# START OF Listed records

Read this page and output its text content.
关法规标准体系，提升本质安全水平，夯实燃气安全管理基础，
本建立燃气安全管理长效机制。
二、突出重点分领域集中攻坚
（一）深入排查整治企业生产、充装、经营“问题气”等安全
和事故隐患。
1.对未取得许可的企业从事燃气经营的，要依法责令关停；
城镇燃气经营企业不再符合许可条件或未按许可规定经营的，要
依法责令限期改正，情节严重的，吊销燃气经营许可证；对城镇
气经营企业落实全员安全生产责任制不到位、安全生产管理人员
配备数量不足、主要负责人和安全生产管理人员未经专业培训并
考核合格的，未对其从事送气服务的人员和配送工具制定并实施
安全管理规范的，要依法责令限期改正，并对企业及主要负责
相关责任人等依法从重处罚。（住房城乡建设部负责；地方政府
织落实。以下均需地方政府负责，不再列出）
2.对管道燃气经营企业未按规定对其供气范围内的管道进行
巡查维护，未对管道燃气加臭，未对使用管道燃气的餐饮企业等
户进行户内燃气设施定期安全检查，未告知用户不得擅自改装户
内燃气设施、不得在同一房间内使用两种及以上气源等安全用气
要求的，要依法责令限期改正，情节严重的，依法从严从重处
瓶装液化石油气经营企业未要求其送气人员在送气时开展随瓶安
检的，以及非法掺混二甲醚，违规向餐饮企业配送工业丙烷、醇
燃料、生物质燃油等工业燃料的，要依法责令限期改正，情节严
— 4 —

# END OF Listed records

## Your task
Read through the entries and copy each line in which "要依法责令限期改正" appears.

## Correct result
安全管理规范的，要依法责令限期改正，并对企业及主要负责
要求的，要依法责令限期改正，情节严重的，依法从严从重处
燃料、生物质燃油等工业燃料的，要依法责令限期改正，情节严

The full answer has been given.